• [Short task A]:
Rewrite the listing from its first line through the line that contains "cell [484, 247, 495, 258]", replacing "marker" with "point" and leaving everything else unchanged.

• [Document text]:
Current google-chrome version is 96.0.4664
Get LATEST chromedriver version for 96.0.4664 google-chrome
Driver [/Users/charlesproye/.wdm/drivers/chromedriver/mac64/96.0.4664.45/chromedriver] found in cache
  driver = webdriver.Chrome(ChromeDriverManager().install())
  ligue_tags = driver.find_elements_by_css_selector(league_str)


In [13]:
# Create prediction DataFrame
prediction = pd.DataFrame.from_dict(dic_matchs, orient='index')
# Only home game (to be discussed)
prediction = prediction[prediction['Home'] == 1]
# Encode the date
prediction['Date'] = prediction['Date'].apply(lambda x: datetime.datetime.strptime(x, "%d/%m/%y"))
prediction = _encode_dates(prediction)

In [14]:
# The data we do not have - Weighted mean on the n_last_games of the team
n_last_games = 20

numerical_features_home = [
    'Ball possession home', 'Total shots home', 'Shots on target home', 'Shots off target home', 'Blocked shots home', 'Corner kicks home', 'Offsides home', 'Fouls home', 'Yellow cards home',
    'Shots inside box home', 'Shots outside box home', 'Goalkeeper saves home', 'Passes home', 'Acc. passes home', 'Duels won home', 'Aerials won home',
    'Hit woodwork home', 'Red cards home', 'Big chances home', 'Big chances missed home', 'Long balls home', 'Crosses home', 'Dribbles home', 'Tackles home',
    'Interceptions home', 'Clearances home', 'Acc. passes prop home','Crosses prop home', 'Long balls prop home','Dribbles prop home'
]

numerical_features_ext = [
    'Ball possession ext', 'Total shots ext', 'Shots on target ext', 'Shots off target ext', 'Blocked shots ext', 'Corner kicks ext', 'Offsides ext', 'Fouls ext', 'Yellow cards ext',
    'Shots inside box ext', 'Shots outside box ext', 'Goalkeeper saves ext', 'Passes ext', 'Acc. passes ext', 'Duels won ext', 'Aerials won ext',
    'Hit woodwork ext', 'Red cards ext', 'Big chances ext', 'Big chances missed ext', 'Long balls ext', 'Crosses ext', 'Dribbles ext', 'Tackles ext',
    'Interceptions ext', 'Clearances ext', 'Acc. passes prop ext','Crosses prop ext', 'Long balls prop ext','Dribbles prop ext'
]

# Method to get the weighted average
def create_weigted_mean_columns_pred(team, dataset, n, feature, bool):
    # Find the n last games of the team in the dataset or max last games you can if you have less than n (exemple : new club in the league)

• [Short task B]:
Answer these questions about the prediction code text:
(i) What is reported as the current google-chrome version?
(ii) Which format string is passed to strptime to encode the date?
(iii) What value is assigned to n_last_games?

• [Entries shown]:
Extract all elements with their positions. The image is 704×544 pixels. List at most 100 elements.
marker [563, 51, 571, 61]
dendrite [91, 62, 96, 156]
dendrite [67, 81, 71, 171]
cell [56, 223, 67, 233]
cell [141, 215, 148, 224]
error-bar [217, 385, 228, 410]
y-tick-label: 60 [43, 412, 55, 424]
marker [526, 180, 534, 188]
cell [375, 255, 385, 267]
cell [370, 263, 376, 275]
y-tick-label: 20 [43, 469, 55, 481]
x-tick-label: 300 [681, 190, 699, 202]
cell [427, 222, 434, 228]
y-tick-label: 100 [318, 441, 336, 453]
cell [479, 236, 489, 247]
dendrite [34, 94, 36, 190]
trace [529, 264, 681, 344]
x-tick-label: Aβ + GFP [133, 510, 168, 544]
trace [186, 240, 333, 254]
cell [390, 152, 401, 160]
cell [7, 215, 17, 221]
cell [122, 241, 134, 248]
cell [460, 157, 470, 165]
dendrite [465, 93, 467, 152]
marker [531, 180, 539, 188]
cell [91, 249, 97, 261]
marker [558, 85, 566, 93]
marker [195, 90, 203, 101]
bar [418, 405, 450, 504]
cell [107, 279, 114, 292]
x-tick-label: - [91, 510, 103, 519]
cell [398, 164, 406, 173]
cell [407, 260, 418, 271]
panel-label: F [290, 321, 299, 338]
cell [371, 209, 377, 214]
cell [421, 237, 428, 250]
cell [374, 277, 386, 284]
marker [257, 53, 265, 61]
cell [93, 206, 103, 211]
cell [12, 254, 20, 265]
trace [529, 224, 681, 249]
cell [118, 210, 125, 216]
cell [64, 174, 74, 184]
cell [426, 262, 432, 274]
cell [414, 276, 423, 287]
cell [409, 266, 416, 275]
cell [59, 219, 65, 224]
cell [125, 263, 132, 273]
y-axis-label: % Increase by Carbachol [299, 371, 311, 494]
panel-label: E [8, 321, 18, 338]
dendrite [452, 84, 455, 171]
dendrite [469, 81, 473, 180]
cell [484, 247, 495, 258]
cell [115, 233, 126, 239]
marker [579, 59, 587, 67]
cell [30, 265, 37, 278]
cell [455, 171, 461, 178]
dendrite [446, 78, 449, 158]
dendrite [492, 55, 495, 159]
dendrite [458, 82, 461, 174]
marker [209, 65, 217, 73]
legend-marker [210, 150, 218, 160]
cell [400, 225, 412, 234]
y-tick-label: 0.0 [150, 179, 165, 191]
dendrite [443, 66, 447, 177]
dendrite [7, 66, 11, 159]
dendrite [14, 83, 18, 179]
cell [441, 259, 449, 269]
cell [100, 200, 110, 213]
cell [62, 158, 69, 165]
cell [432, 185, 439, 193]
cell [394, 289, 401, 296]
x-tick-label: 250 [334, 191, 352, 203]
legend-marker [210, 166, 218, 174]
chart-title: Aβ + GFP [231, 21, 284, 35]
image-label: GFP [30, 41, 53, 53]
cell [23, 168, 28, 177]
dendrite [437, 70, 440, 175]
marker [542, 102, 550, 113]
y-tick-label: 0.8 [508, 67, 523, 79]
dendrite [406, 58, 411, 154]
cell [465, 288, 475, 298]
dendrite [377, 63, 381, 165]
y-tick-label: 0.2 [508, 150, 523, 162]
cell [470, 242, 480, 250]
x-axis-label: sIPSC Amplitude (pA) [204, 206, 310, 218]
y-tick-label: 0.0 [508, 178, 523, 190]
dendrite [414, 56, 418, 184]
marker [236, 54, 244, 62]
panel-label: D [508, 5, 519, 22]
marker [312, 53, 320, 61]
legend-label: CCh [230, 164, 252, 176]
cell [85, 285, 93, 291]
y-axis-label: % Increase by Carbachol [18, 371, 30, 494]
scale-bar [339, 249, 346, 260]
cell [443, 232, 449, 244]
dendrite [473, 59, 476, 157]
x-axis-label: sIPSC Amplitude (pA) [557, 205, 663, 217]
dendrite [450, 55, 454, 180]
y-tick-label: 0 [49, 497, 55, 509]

• [Full answer A]:
Extract all elements with their positions. The image is 704×544 pixels. List at most 100 elements.
point [563, 51, 571, 61]
dendrite [91, 62, 96, 156]
dendrite [67, 81, 71, 171]
cell [56, 223, 67, 233]
cell [141, 215, 148, 224]
error-bar [217, 385, 228, 410]
y-tick-label: 60 [43, 412, 55, 424]
point [526, 180, 534, 188]
cell [375, 255, 385, 267]
cell [370, 263, 376, 275]
y-tick-label: 20 [43, 469, 55, 481]
x-tick-label: 300 [681, 190, 699, 202]
cell [427, 222, 434, 228]
y-tick-label: 100 [318, 441, 336, 453]
cell [479, 236, 489, 247]
dendrite [34, 94, 36, 190]
trace [529, 264, 681, 344]
x-tick-label: Aβ + GFP [133, 510, 168, 544]
trace [186, 240, 333, 254]
cell [390, 152, 401, 160]
cell [7, 215, 17, 221]
cell [122, 241, 134, 248]
cell [460, 157, 470, 165]
dendrite [465, 93, 467, 152]
point [531, 180, 539, 188]
cell [91, 249, 97, 261]
point [558, 85, 566, 93]
point [195, 90, 203, 101]
bar [418, 405, 450, 504]
cell [107, 279, 114, 292]
x-tick-label: - [91, 510, 103, 519]
cell [398, 164, 406, 173]
cell [407, 260, 418, 271]
panel-label: F [290, 321, 299, 338]
cell [371, 209, 377, 214]
cell [421, 237, 428, 250]
cell [374, 277, 386, 284]
point [257, 53, 265, 61]
cell [93, 206, 103, 211]
cell [12, 254, 20, 265]
trace [529, 224, 681, 249]
cell [118, 210, 125, 216]
cell [64, 174, 74, 184]
cell [426, 262, 432, 274]
cell [414, 276, 423, 287]
cell [409, 266, 416, 275]
cell [59, 219, 65, 224]
cell [125, 263, 132, 273]
y-axis-label: % Increase by Carbachol [299, 371, 311, 494]
panel-label: E [8, 321, 18, 338]
dendrite [452, 84, 455, 171]
dendrite [469, 81, 473, 180]
cell [484, 247, 495, 258]

• [Full answer B]:
(i) 96.0.4664
(ii) "%d/%m/%y"
(iii) 20